■ PROMPT ■
Go through the material and write it all out exactly, minus the pictures.

** START **

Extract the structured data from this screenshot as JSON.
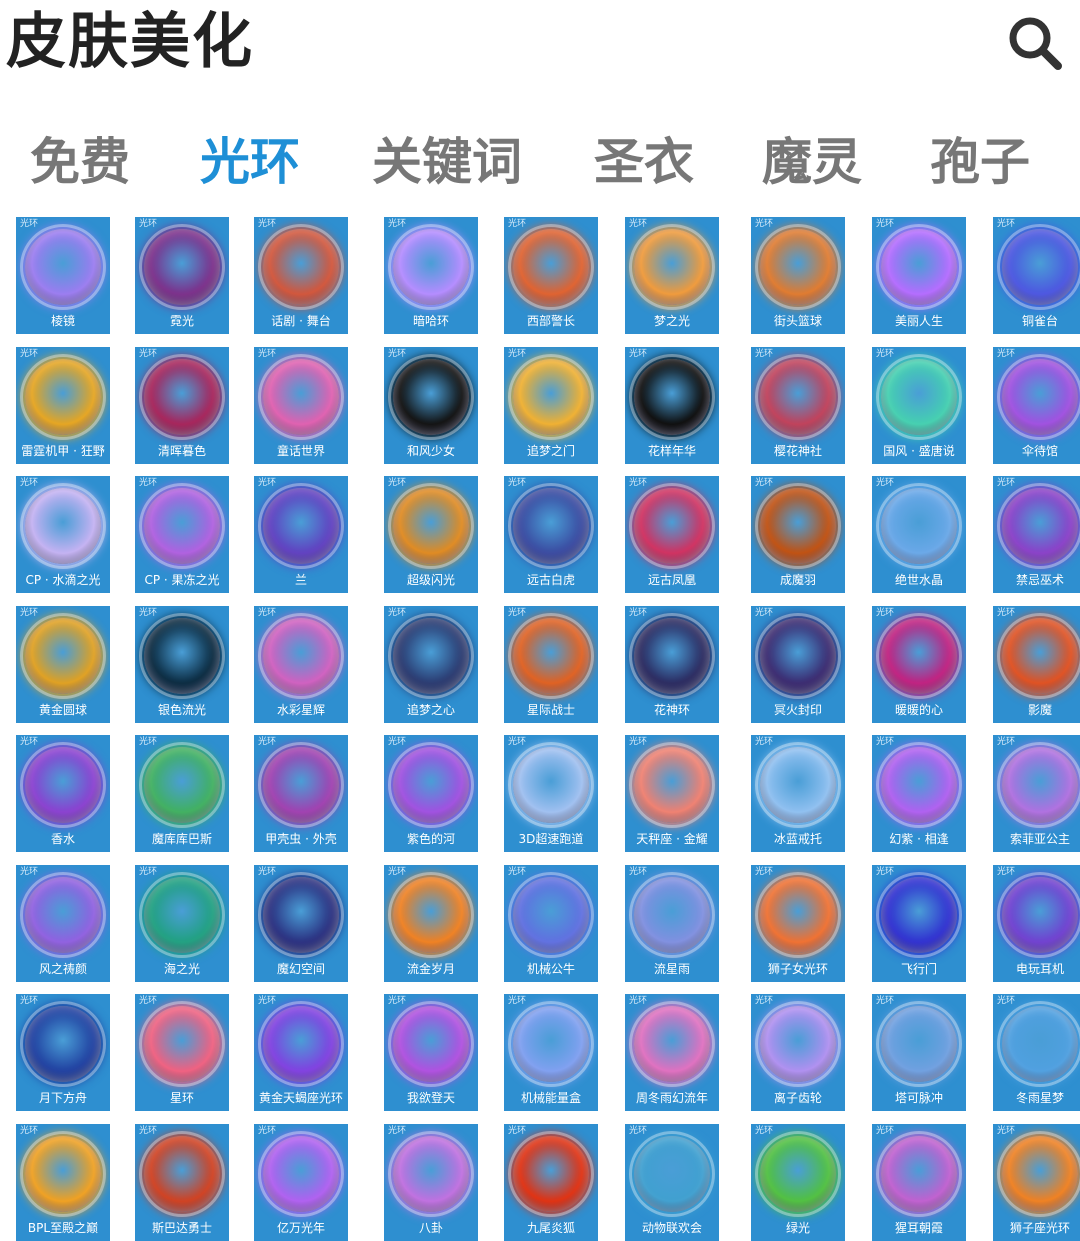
{
  "header": {
    "title": "皮肤美化"
  },
  "icons": {
    "search": "search-icon"
  },
  "tabs": [
    {
      "label": "免费",
      "active": false
    },
    {
      "label": "光环",
      "active": true
    },
    {
      "label": "关键词",
      "active": false
    },
    {
      "label": "圣衣",
      "active": false
    },
    {
      "label": "魔灵",
      "active": false
    },
    {
      "label": "孢子",
      "active": false
    }
  ],
  "colors": {
    "accent": "#1e8fd6",
    "tab_inactive": "#777777",
    "card_bg": "#2e8fd0",
    "title": "#222222"
  },
  "card_tag": "光环",
  "rows": [
    [
      {
        "name": "棱镜",
        "color": "#9b7cf0"
      },
      {
        "name": "霓光",
        "color": "#7b2f8a"
      },
      {
        "name": "话剧 · 舞台",
        "color": "#d2553a"
      },
      {
        "name": "暗哈环",
        "color": "#b48cff"
      },
      {
        "name": "西部警长",
        "color": "#e0612e"
      },
      {
        "name": "梦之光",
        "color": "#f09a3a"
      },
      {
        "name": "街头篮球",
        "color": "#e07a2e"
      },
      {
        "name": "美丽人生",
        "color": "#b46cff"
      },
      {
        "name": "铜雀台",
        "color": "#4c56e0"
      }
    ],
    [
      {
        "name": "雷霆机甲 · 狂野",
        "color": "#e6a520"
      },
      {
        "name": "清晖暮色",
        "color": "#a6235a"
      },
      {
        "name": "童话世界",
        "color": "#e060b0"
      },
      {
        "name": "和风少女",
        "color": "#111111"
      },
      {
        "name": "追梦之门",
        "color": "#f0b030"
      },
      {
        "name": "花样年华",
        "color": "#0d0d0d"
      },
      {
        "name": "樱花神社",
        "color": "#c0405a"
      },
      {
        "name": "国风 · 盛唐说",
        "color": "#45d0b0"
      },
      {
        "name": "伞待馆",
        "color": "#a050e0"
      }
    ],
    [
      {
        "name": "CP · 水滴之光",
        "color": "#c4b2f2"
      },
      {
        "name": "CP · 果冻之光",
        "color": "#b060e0"
      },
      {
        "name": "兰",
        "color": "#6040c0"
      },
      {
        "name": "超级闪光",
        "color": "#e08a20"
      },
      {
        "name": "远古白虎",
        "color": "#3a4aa0"
      },
      {
        "name": "远古凤凰",
        "color": "#d03060"
      },
      {
        "name": "成魔羽",
        "color": "#c05010"
      },
      {
        "name": "绝世水晶",
        "color": "#6aa8e8"
      },
      {
        "name": "禁忌巫术",
        "color": "#8a40c8"
      }
    ],
    [
      {
        "name": "黄金圆球",
        "color": "#e0a020"
      },
      {
        "name": "银色流光",
        "color": "#0a2a40"
      },
      {
        "name": "水彩星辉",
        "color": "#d060c0"
      },
      {
        "name": "追梦之心",
        "color": "#2a3a70"
      },
      {
        "name": "星际战士",
        "color": "#e06020"
      },
      {
        "name": "花神环",
        "color": "#2a2a60"
      },
      {
        "name": "冥火封印",
        "color": "#3a2a70"
      },
      {
        "name": "暖暖的心",
        "color": "#c02080"
      },
      {
        "name": "影魔",
        "color": "#e05020"
      }
    ],
    [
      {
        "name": "香水",
        "color": "#8a40d0"
      },
      {
        "name": "魔库库巴斯",
        "color": "#40b060"
      },
      {
        "name": "甲壳虫 · 外壳",
        "color": "#a040b0"
      },
      {
        "name": "紫色的河",
        "color": "#a050e0"
      },
      {
        "name": "3D超速跑道",
        "color": "#a0c0f0"
      },
      {
        "name": "天秤座 · 金耀",
        "color": "#f08070"
      },
      {
        "name": "冰蓝戒托",
        "color": "#90c0f0"
      },
      {
        "name": "幻紫 · 相逢",
        "color": "#b060f0"
      },
      {
        "name": "索菲亚公主",
        "color": "#b070e0"
      }
    ],
    [
      {
        "name": "风之祷颜",
        "color": "#9060e0"
      },
      {
        "name": "海之光",
        "color": "#20a080"
      },
      {
        "name": "魔幻空间",
        "color": "#2a3080"
      },
      {
        "name": "流金岁月",
        "color": "#f08020"
      },
      {
        "name": "机械公牛",
        "color": "#6070e0"
      },
      {
        "name": "流星雨",
        "color": "#8090e0"
      },
      {
        "name": "狮子女光环",
        "color": "#f07030"
      },
      {
        "name": "飞行门",
        "color": "#3030d0"
      },
      {
        "name": "电玩耳机",
        "color": "#7040d0"
      }
    ],
    [
      {
        "name": "月下方舟",
        "color": "#2040a0"
      },
      {
        "name": "星环",
        "color": "#f06080"
      },
      {
        "name": "黄金天蝎座光环",
        "color": "#8040e0"
      },
      {
        "name": "我欲登天",
        "color": "#b050e0"
      },
      {
        "name": "机械能量盒",
        "color": "#80a0f0"
      },
      {
        "name": "周冬雨幻流年",
        "color": "#e070c0"
      },
      {
        "name": "离子齿轮",
        "color": "#b090f0"
      },
      {
        "name": "塔可脉冲",
        "color": "#70a0e0"
      },
      {
        "name": "冬雨星梦",
        "color": "#50a0e0"
      }
    ],
    [
      {
        "name": "BPL至殿之巅",
        "color": "#f0a020"
      },
      {
        "name": "斯巴达勇士",
        "color": "#d04020"
      },
      {
        "name": "亿万光年",
        "color": "#b060f0"
      },
      {
        "name": "八卦",
        "color": "#c070e0"
      },
      {
        "name": "九尾炎狐",
        "color": "#e03010"
      },
      {
        "name": "动物联欢会",
        "color": "#40a0d0"
      },
      {
        "name": "绿光",
        "color": "#50c040"
      },
      {
        "name": "猩耳朝霞",
        "color": "#c060d0"
      },
      {
        "name": "狮子座光环",
        "color": "#f08020"
      }
    ]
  ]
}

** END **

■ REPLY TO THE EXERCISE ■
Extract the structured data from this screenshot as JSON.
{
  "header": {
    "title": "皮肤美化"
  },
  "icons": {
    "search": "search-icon"
  },
  "tabs": [
    {
      "label": "免费",
      "active": false
    },
    {
      "label": "光环",
      "active": true
    },
    {
      "label": "关键词",
      "active": false
    },
    {
      "label": "圣衣",
      "active": false
    },
    {
      "label": "魔灵",
      "active": false
    },
    {
      "label": "孢子",
      "active": false
    }
  ],
  "colors": {
    "accent": "#1e8fd6",
    "tab_inactive": "#777777",
    "card_bg": "#2e8fd0",
    "title": "#222222"
  },
  "card_tag": "光环",
  "rows": [
    [
      {
        "name": "棱镜",
        "color": "#9b7cf0"
      },
      {
        "name": "霓光",
        "color": "#7b2f8a"
      },
      {
        "name": "话剧 · 舞台",
        "color": "#d2553a"
      },
      {
        "name": "暗哈环",
        "color": "#b48cff"
      },
      {
        "name": "西部警长",
        "color": "#e0612e"
      },
      {
        "name": "梦之光",
        "color": "#f09a3a"
      },
      {
        "name": "街头篮球",
        "color": "#e07a2e"
      },
      {
        "name": "美丽人生",
        "color": "#b46cff"
      },
      {
        "name": "铜雀台",
        "color": "#4c56e0"
      }
    ],
    [
      {
        "name": "雷霆机甲 · 狂野",
        "color": "#e6a520"
      },
      {
        "name": "清晖暮色",
        "color": "#a6235a"
      },
      {
        "name": "童话世界",
        "color": "#e060b0"
      },
      {
        "name": "和风少女",
        "color": "#111111"
      },
      {
        "name": "追梦之门",
        "color": "#f0b030"
      },
      {
        "name": "花样年华",
        "color": "#0d0d0d"
      },
      {
        "name": "樱花神社",
        "color": "#c0405a"
      },
      {
        "name": "国风 · 盛唐说",
        "color": "#45d0b0"
      },
      {
        "name": "伞待馆",
        "color": "#a050e0"
      }
    ],
    [
      {
        "name": "CP · 水滴之光",
        "color": "#c4b2f2"
      },
      {
        "name": "CP · 果冻之光",
        "color": "#b060e0"
      },
      {
        "name": "兰",
        "color": "#6040c0"
      },
      {
        "name": "超级闪光",
        "color": "#e08a20"
      },
      {
        "name": "远古白虎",
        "color": "#3a4aa0"
      },
      {
        "name": "远古凤凰",
        "color": "#d03060"
      },
      {
        "name": "成魔羽",
        "color": "#c05010"
      },
      {
        "name": "绝世水晶",
        "color": "#6aa8e8"
      },
      {
        "name": "禁忌巫术",
        "color": "#8a40c8"
      }
    ],
    [
      {
        "name": "黄金圆球",
        "color": "#e0a020"
      },
      {
        "name": "银色流光",
        "color": "#0a2a40"
      },
      {
        "name": "水彩星辉",
        "color": "#d060c0"
      },
      {
        "name": "追梦之心",
        "color": "#2a3a70"
      },
      {
        "name": "星际战士",
        "color": "#e06020"
      },
      {
        "name": "花神环",
        "color": "#2a2a60"
      },
      {
        "name": "冥火封印",
        "color": "#3a2a70"
      },
      {
        "name": "暖暖的心",
        "color": "#c02080"
      },
      {
        "name": "影魔",
        "color": "#e05020"
      }
    ],
    [
      {
        "name": "香水",
        "color": "#8a40d0"
      },
      {
        "name": "魔库库巴斯",
        "color": "#40b060"
      },
      {
        "name": "甲壳虫 · 外壳",
        "color": "#a040b0"
      },
      {
        "name": "紫色的河",
        "color": "#a050e0"
      },
      {
        "name": "3D超速跑道",
        "color": "#a0c0f0"
      },
      {
        "name": "天秤座 · 金耀",
        "color": "#f08070"
      },
      {
        "name": "冰蓝戒托",
        "color": "#90c0f0"
      },
      {
        "name": "幻紫 · 相逢",
        "color": "#b060f0"
      },
      {
        "name": "索菲亚公主",
        "color": "#b070e0"
      }
    ],
    [
      {
        "name": "风之祷颜",
        "color": "#9060e0"
      },
      {
        "name": "海之光",
        "color": "#20a080"
      },
      {
        "name": "魔幻空间",
        "color": "#2a3080"
      },
      {
        "name": "流金岁月",
        "color": "#f08020"
      },
      {
        "name": "机械公牛",
        "color": "#6070e0"
      },
      {
        "name": "流星雨",
        "color": "#8090e0"
      },
      {
        "name": "狮子女光环",
        "color": "#f07030"
      },
      {
        "name": "飞行门",
        "color": "#3030d0"
      },
      {
        "name": "电玩耳机",
        "color": "#7040d0"
      }
    ],
    [
      {
        "name": "月下方舟",
        "color": "#2040a0"
      },
      {
        "name": "星环",
        "color": "#f06080"
      },
      {
        "name": "黄金天蝎座光环",
        "color": "#8040e0"
      },
      {
        "name": "我欲登天",
        "color": "#b050e0"
      },
      {
        "name": "机械能量盒",
        "color": "#80a0f0"
      },
      {
        "name": "周冬雨幻流年",
        "color": "#e070c0"
      },
      {
        "name": "离子齿轮",
        "color": "#b090f0"
      },
      {
        "name": "塔可脉冲",
        "color": "#70a0e0"
      },
      {
        "name": "冬雨星梦",
        "color": "#50a0e0"
      }
    ],
    [
      {
        "name": "BPL至殿之巅",
        "color": "#f0a020"
      },
      {
        "name": "斯巴达勇士",
        "color": "#d04020"
      },
      {
        "name": "亿万光年",
        "color": "#b060f0"
      },
      {
        "name": "八卦",
        "color": "#c070e0"
      },
      {
        "name": "九尾炎狐",
        "color": "#e03010"
      },
      {
        "name": "动物联欢会",
        "color": "#40a0d0"
      },
      {
        "name": "绿光",
        "color": "#50c040"
      },
      {
        "name": "猩耳朝霞",
        "color": "#c060d0"
      },
      {
        "name": "狮子座光环",
        "color": "#f08020"
      }
    ]
  ]
}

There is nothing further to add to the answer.